#### Your task
Copy out every record below with complete accuracy.

#### Entries

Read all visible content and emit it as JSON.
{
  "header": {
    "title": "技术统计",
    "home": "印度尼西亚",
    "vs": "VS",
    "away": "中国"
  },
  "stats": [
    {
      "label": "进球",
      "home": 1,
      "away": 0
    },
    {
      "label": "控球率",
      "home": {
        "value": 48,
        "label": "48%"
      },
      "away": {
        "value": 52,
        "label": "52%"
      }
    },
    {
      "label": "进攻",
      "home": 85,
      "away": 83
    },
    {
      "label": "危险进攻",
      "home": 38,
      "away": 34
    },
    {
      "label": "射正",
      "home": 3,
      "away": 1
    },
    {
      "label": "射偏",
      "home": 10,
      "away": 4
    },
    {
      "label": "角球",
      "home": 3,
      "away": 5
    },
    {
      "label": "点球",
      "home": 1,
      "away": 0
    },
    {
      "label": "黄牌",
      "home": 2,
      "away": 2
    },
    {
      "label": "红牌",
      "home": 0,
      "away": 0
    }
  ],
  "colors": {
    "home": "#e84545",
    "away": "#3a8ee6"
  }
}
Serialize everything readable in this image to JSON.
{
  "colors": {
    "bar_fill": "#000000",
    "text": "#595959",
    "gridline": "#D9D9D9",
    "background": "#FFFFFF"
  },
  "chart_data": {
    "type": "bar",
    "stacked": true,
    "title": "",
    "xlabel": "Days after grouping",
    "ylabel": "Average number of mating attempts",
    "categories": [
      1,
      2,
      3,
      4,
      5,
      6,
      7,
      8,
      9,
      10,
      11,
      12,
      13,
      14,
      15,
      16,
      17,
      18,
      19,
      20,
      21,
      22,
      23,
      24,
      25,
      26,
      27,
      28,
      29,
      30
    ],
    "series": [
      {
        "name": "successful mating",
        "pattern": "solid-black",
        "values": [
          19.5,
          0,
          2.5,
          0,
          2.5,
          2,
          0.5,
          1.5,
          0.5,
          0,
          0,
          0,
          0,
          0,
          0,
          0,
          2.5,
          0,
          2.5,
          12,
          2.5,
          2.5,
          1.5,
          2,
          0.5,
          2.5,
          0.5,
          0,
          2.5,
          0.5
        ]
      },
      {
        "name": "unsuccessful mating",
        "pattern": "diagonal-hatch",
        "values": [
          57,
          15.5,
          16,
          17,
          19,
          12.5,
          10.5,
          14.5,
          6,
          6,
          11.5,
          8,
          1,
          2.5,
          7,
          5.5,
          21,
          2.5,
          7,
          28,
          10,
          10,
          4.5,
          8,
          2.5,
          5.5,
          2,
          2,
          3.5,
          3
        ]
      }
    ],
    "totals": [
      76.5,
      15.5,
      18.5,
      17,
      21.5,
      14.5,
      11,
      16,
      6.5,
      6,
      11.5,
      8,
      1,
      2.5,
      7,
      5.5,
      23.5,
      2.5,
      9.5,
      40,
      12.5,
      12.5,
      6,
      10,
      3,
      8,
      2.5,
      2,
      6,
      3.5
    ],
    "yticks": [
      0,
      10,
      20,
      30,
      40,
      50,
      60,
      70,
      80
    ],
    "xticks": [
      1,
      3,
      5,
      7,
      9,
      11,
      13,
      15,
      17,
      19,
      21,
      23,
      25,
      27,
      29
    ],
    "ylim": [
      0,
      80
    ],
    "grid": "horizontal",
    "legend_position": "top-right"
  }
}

#### Answer to the problem
Read all visible content and emit it as JSON.
{
  "header": {
    "title": "技术统计",
    "home": "印度尼西亚",
    "vs": "VS",
    "away": "中国"
  },
  "stats": [
    {
      "label": "进球",
      "home": 1,
      "away": 0
    },
    {
      "label": "控球率",
      "home": {
        "value": 48,
        "label": "48%"
      },
      "away": {
        "value": 52,
        "label": "52%"
      }
    },
    {
      "label": "进攻",
      "home": 85,
      "away": 83
    },
    {
      "label": "危险进攻",
      "home": 38,
      "away": 34
    },
    {
      "label": "射正",
      "home": 3,
      "away": 1
    },
    {
      "label": "射偏",
      "home": 10,
      "away": 4
    },
    {
      "label": "角球",
      "home": 3,
      "away": 5
    },
    {
      "label": "点球",
      "home": 1,
      "away": 0
    },
    {
      "label": "黄牌",
      "home": 2,
      "away": 2
    },
    {
      "label": "红牌",
      "home": 0,
      "away": 0
    }
  ],
  "colors": {
    "home": "#e84545",
    "away": "#3a8ee6"
  }
}
Serialize everything readable in this image to JSON.
{
  "colors": {
    "bar_fill": "#000000",
    "text": "#595959",
    "gridline": "#D9D9D9",
    "background": "#FFFFFF"
  },
  "chart_data": {
    "type": "bar",
    "stacked": true,
    "title": "",
    "xlabel": "Days after grouping",
    "ylabel": "Average number of mating attempts",
    "categories": [
      1,
      2,
      3,
      4,
      5,
      6,
      7,
      8,
      9,
      10,
      11,
      12,
      13,
      14,
      15,
      16,
      17,
      18,
      19,
      20,
      21,
      22,
      23,
      24,
      25,
      26,
      27,
      28,
      29,
      30
    ],
    "series": [
      {
        "name": "successful mating",
        "pattern": "solid-black",
        "values": [
          19.5,
          0,
          2.5,
          0,
          2.5,
          2,
          0.5,
          1.5,
          0.5,
          0,
          0,
          0,
          0,
          0,
          0,
          0,
          2.5,
          0,
          2.5,
          12,
          2.5,
          2.5,
          1.5,
          2,
          0.5,
          2.5,
          0.5,
          0,
          2.5,
          0.5
        ]
      },
      {
        "name": "unsuccessful mating",
        "pattern": "diagonal-hatch",
        "values": [
          57,
          15.5,
          16,
          17,
          19,
          12.5,
          10.5,
          14.5,
          6,
          6,
          11.5,
          8,
          1,
          2.5,
          7,
          5.5,
          21,
          2.5,
          7,
          28,
          10,
          10,
          4.5,
          8,
          2.5,
          5.5,
          2,
          2,
          3.5,
          3
        ]
      }
    ],
    "totals": [
      76.5,
      15.5,
      18.5,
      17,
      21.5,
      14.5,
      11,
      16,
      6.5,
      6,
      11.5,
      8,
      1,
      2.5,
      7,
      5.5,
      23.5,
      2.5,
      9.5,
      40,
      12.5,
      12.5,
      6,
      10,
      3,
      8,
      2.5,
      2,
      6,
      3.5
    ],
    "yticks": [
      0,
      10,
      20,
      30,
      40,
      50,
      60,
      70,
      80
    ],
    "xticks": [
      1,
      3,
      5,
      7,
      9,
      11,
      13,
      15,
      17,
      19,
      21,
      23,
      25,
      27,
      29
    ],
    "ylim": [
      0,
      80
    ],
    "grid": "horizontal",
    "legend_position": "top-right"
  }
}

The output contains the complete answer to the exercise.